#### REGISTROS DADOS
● ● ● ● ●
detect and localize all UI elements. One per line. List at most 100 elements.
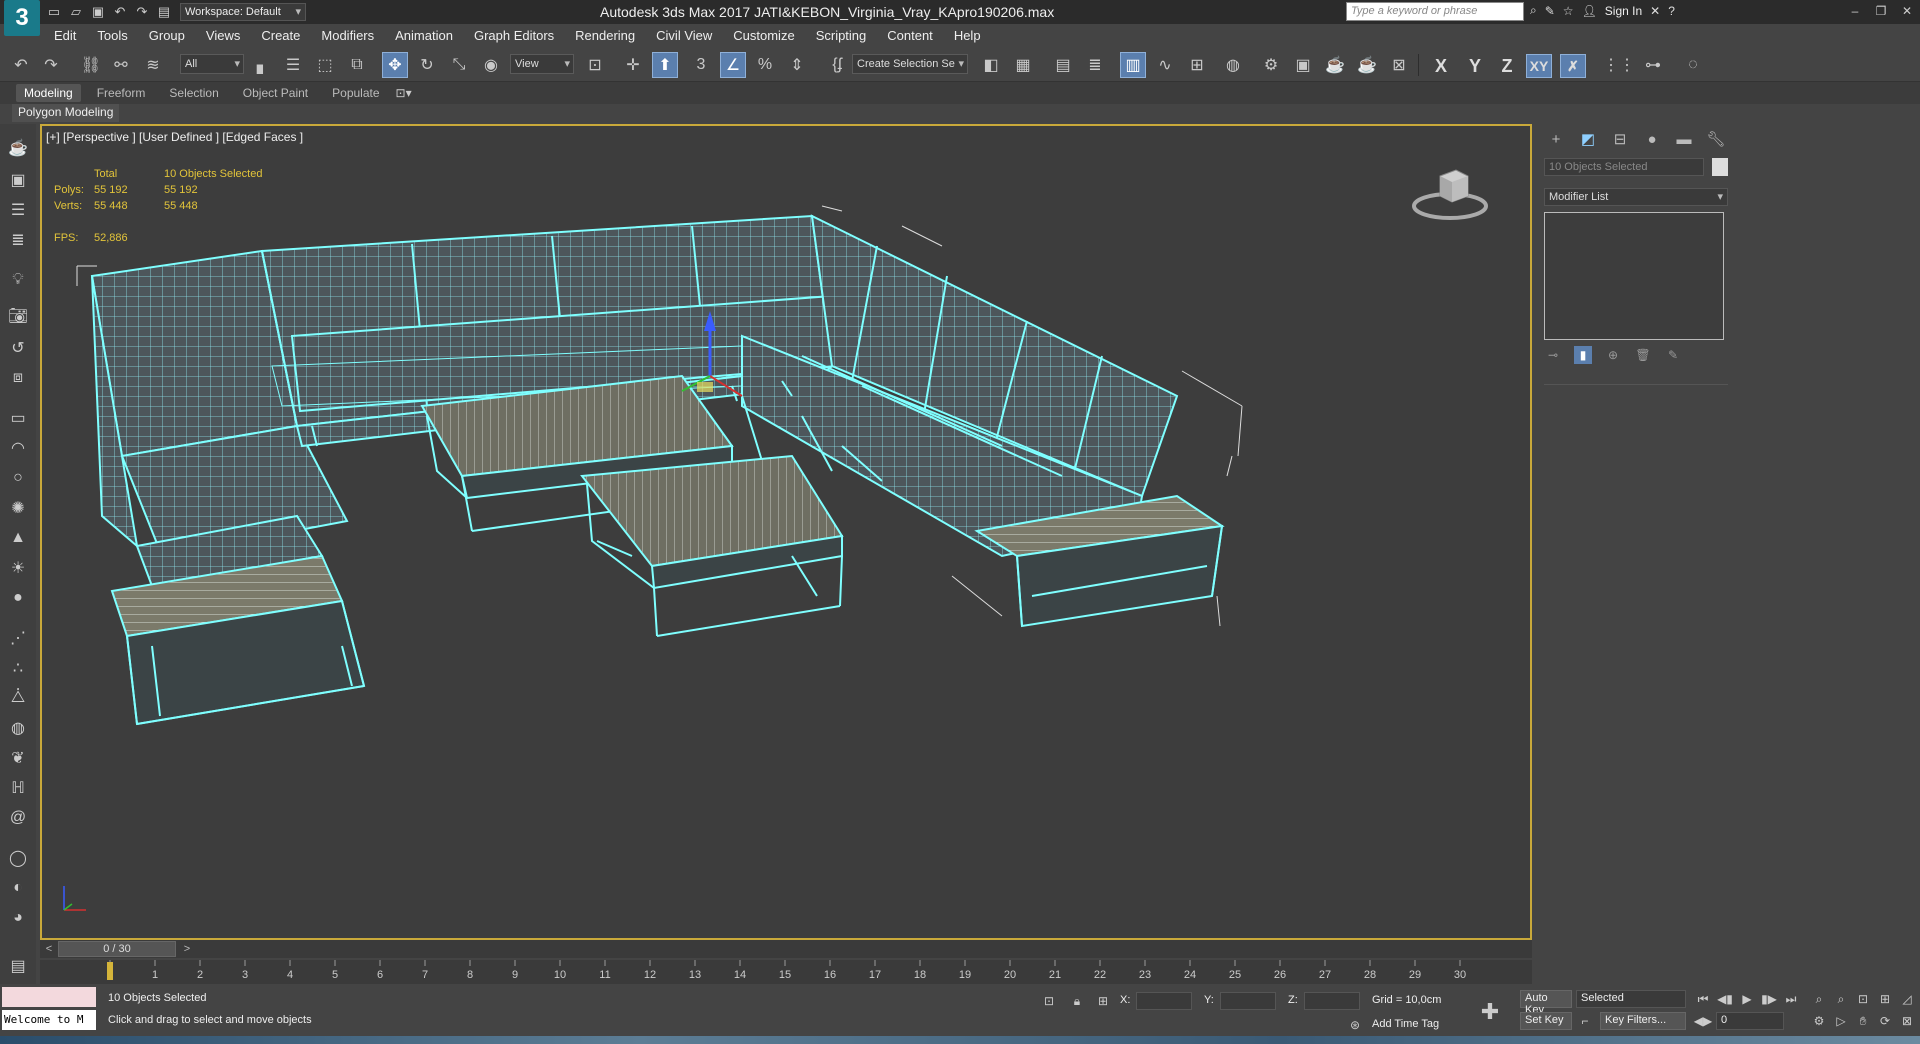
field-of-view-icon[interactable]: ◿ (1898, 990, 1916, 1008)
walk-through-icon[interactable]: ▷ (1832, 1012, 1850, 1030)
track-bar[interactable]: 0123456789101112131415161718192021222324… (40, 960, 1532, 984)
redo-icon[interactable]: ↷ (38, 52, 64, 78)
sphere-icon[interactable]: ● (6, 586, 30, 610)
zoom-extents-all-icon[interactable]: ⊞ (1876, 990, 1894, 1008)
menu-civil-view[interactable]: Civil View (656, 28, 712, 43)
configure-modifier-sets-icon[interactable]: ✎ (1664, 346, 1682, 364)
array-icon[interactable]: ⋮⋮ (1603, 52, 1635, 78)
spacing-tool-icon[interactable]: ◌ (1680, 52, 1706, 78)
minimize-icon[interactable]: – (1842, 0, 1868, 22)
pin-stack-icon[interactable]: ⊸ (1544, 346, 1562, 364)
menu-group[interactable]: Group (149, 28, 185, 43)
selection-filter-dropdown[interactable]: All (180, 54, 244, 74)
select-rotate-icon[interactable]: ↻ (414, 52, 440, 78)
perspective-viewport[interactable]: [+] [Perspective ] [User Defined ] [Edge… (40, 124, 1532, 940)
unlink-icon[interactable]: ⚯ (108, 52, 134, 78)
ribbon-toggle-icon[interactable]: ▥ (1120, 52, 1146, 78)
material-editor-icon[interactable]: ◍ (1220, 52, 1246, 78)
axis-constraint-icon[interactable]: ✗ (1560, 54, 1586, 78)
dome-light-icon[interactable]: ◠ (6, 436, 30, 460)
rotate-object-icon[interactable]: ↺ (6, 336, 30, 360)
select-move-icon[interactable]: ✥ (382, 52, 408, 78)
select-by-name-icon[interactable]: ☰ (280, 52, 306, 78)
select-object-icon[interactable]: ▖ (250, 52, 276, 78)
ribbon-tab-populate[interactable]: Populate (324, 84, 387, 102)
y-coord-field[interactable] (1220, 992, 1276, 1010)
angle-snap-icon[interactable]: ∠ (720, 52, 746, 78)
menu-help[interactable]: Help (954, 28, 981, 43)
render-setup-icon[interactable]: ⚙ (1258, 52, 1284, 78)
maxscript-mini-listener[interactable]: Welcome to M (2, 1010, 96, 1030)
select-place-icon[interactable]: ◉ (478, 52, 504, 78)
zoom-icon[interactable]: ⌕ (1810, 990, 1828, 1008)
link-icon[interactable]: ⛓ (78, 52, 104, 78)
binoculars-icon[interactable]: ⌕ (1530, 3, 1537, 18)
material-gradient-icon[interactable]: ◐ (6, 876, 30, 900)
reference-coordinate-dropdown[interactable]: View (510, 54, 574, 74)
proxy-icon[interactable]: ⧊ (6, 686, 30, 710)
menu-rendering[interactable]: Rendering (575, 28, 635, 43)
layer-explorer-icon[interactable]: ≣ (1082, 52, 1108, 78)
axis-y-button[interactable]: Y (1462, 54, 1488, 78)
next-frame-icon[interactable]: ▮▶ (1760, 990, 1778, 1008)
time-prev-icon[interactable]: < (42, 941, 56, 957)
time-next-icon[interactable]: > (180, 941, 194, 957)
render-camera-icon[interactable]: ⧈ (6, 366, 30, 390)
isolate-selection-icon[interactable]: ⊡ (1040, 992, 1058, 1010)
time-config-icon[interactable]: ⚙ (1810, 1012, 1828, 1030)
layer-list-icon[interactable]: ≣ (6, 228, 30, 252)
camera-icon[interactable]: 📷︎ (6, 304, 30, 328)
redo-icon[interactable]: ↷ (132, 3, 152, 21)
ribbon-panel-polygon-modeling[interactable]: Polygon Modeling (12, 104, 120, 122)
menu-create[interactable]: Create (261, 28, 300, 43)
previous-frame-icon[interactable]: ◀▮ (1716, 990, 1734, 1008)
time-slider[interactable]: < 0 / 30 > (40, 940, 1532, 958)
set-key-button[interactable]: Set Key (1520, 1012, 1572, 1030)
user-icon[interactable]: 👤︎ (1582, 4, 1597, 18)
close-icon[interactable]: ✕ (1894, 0, 1920, 22)
go-to-start-icon[interactable]: ⏮ (1694, 990, 1712, 1008)
key-mode-toggle-icon[interactable]: ◀▶ (1694, 1012, 1712, 1030)
subscription-icon[interactable]: ✎ (1545, 4, 1555, 18)
light-bulb-icon[interactable]: 💡︎ (6, 268, 30, 292)
modifier-list-dropdown[interactable]: Modifier List (1544, 188, 1728, 206)
bind-spacewarp-icon[interactable]: ≋ (140, 52, 166, 78)
menu-modifiers[interactable]: Modifiers (321, 28, 374, 43)
restore-icon[interactable]: ❐ (1868, 0, 1894, 22)
orbit-icon[interactable]: ⟳ (1876, 1012, 1894, 1030)
ribbon-options-icon[interactable]: ⊡▾ (396, 86, 412, 100)
display-tab-icon[interactable]: ▬ (1672, 128, 1696, 150)
menu-customize[interactable]: Customize (733, 28, 794, 43)
align-icon[interactable]: ▦ (1010, 52, 1036, 78)
spinner-snap-icon[interactable]: ⇕ (784, 52, 810, 78)
object-name-field[interactable]: 10 Objects Selected (1544, 158, 1704, 176)
pivot-center-icon[interactable]: ⊡ (582, 52, 608, 78)
remove-modifier-icon[interactable]: 🗑︎ (1634, 346, 1652, 364)
open-file-icon[interactable]: ▱ (66, 3, 86, 21)
render-production-icon[interactable]: ☕ (1322, 52, 1348, 78)
project-folder-icon[interactable]: ▤ (154, 3, 174, 21)
percent-snap-icon[interactable]: % (752, 52, 778, 78)
named-selection-dropdown[interactable]: Create Selection Se (852, 54, 968, 74)
undo-icon[interactable]: ↶ (8, 52, 34, 78)
window-crossing-icon[interactable]: ⧉ (344, 52, 370, 78)
pan-view-icon[interactable]: ✋︎ (1854, 1012, 1872, 1030)
show-end-result-icon[interactable]: ▮ (1574, 346, 1592, 364)
motion-tab-icon[interactable]: ● (1640, 128, 1664, 150)
mirror-icon[interactable]: ◧ (978, 52, 1004, 78)
menu-content[interactable]: Content (887, 28, 933, 43)
teapot-icon[interactable]: ☕ (6, 136, 30, 160)
keyboard-shortcut-override-icon[interactable]: ⬆ (652, 52, 678, 78)
zoom-all-icon[interactable]: ⌕ (1832, 990, 1850, 1008)
sign-in-link[interactable]: Sign In (1605, 4, 1642, 18)
maxscript-listener-output[interactable] (2, 987, 96, 1007)
snaps-toggle-icon[interactable]: 3 (688, 52, 714, 78)
menu-graph-editors[interactable]: Graph Editors (474, 28, 554, 43)
time-slider-thumb[interactable]: 0 / 30 (58, 941, 176, 957)
plane-icon[interactable]: ▭ (6, 406, 30, 430)
ribbon-tab-freeform[interactable]: Freeform (89, 84, 154, 102)
axis-z-button[interactable]: Z (1494, 54, 1520, 78)
menu-views[interactable]: Views (206, 28, 240, 43)
sphere-light-icon[interactable]: ○ (6, 466, 30, 490)
play-icon[interactable]: ▶ (1738, 990, 1756, 1008)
● ● ● ● ●
#### TAREA REQUERIDA
Vuelve a escribir sin cambios las líneas de los registros que empiezan en la que contiene «field-of-view-icon[interactable]: ◿ (1898, 990, 1916, 1008)» y terminan en la que contiene «ribbon-toggle-icon[interactable]: ▥ (1120, 52, 1146, 78)», ambas incluidas.

#### SALIDA COMPLETA
field-of-view-icon[interactable]: ◿ (1898, 990, 1916, 1008)
walk-through-icon[interactable]: ▷ (1832, 1012, 1850, 1030)
track-bar[interactable]: 0123456789101112131415161718192021222324… (40, 960, 1532, 984)
redo-icon[interactable]: ↷ (38, 52, 64, 78)
sphere-icon[interactable]: ● (6, 586, 30, 610)
zoom-extents-all-icon[interactable]: ⊞ (1876, 990, 1894, 1008)
menu-civil-view[interactable]: Civil View (656, 28, 712, 43)
configure-modifier-sets-icon[interactable]: ✎ (1664, 346, 1682, 364)
array-icon[interactable]: ⋮⋮ (1603, 52, 1635, 78)
spacing-tool-icon[interactable]: ◌ (1680, 52, 1706, 78)
minimize-icon[interactable]: – (1842, 0, 1868, 22)
pin-stack-icon[interactable]: ⊸ (1544, 346, 1562, 364)
menu-group[interactable]: Group (149, 28, 185, 43)
selection-filter-dropdown[interactable]: All (180, 54, 244, 74)
select-rotate-icon[interactable]: ↻ (414, 52, 440, 78)
perspective-viewport[interactable]: [+] [Perspective ] [User Defined ] [Edge… (40, 124, 1532, 940)
unlink-icon[interactable]: ⚯ (108, 52, 134, 78)
ribbon-toggle-icon[interactable]: ▥ (1120, 52, 1146, 78)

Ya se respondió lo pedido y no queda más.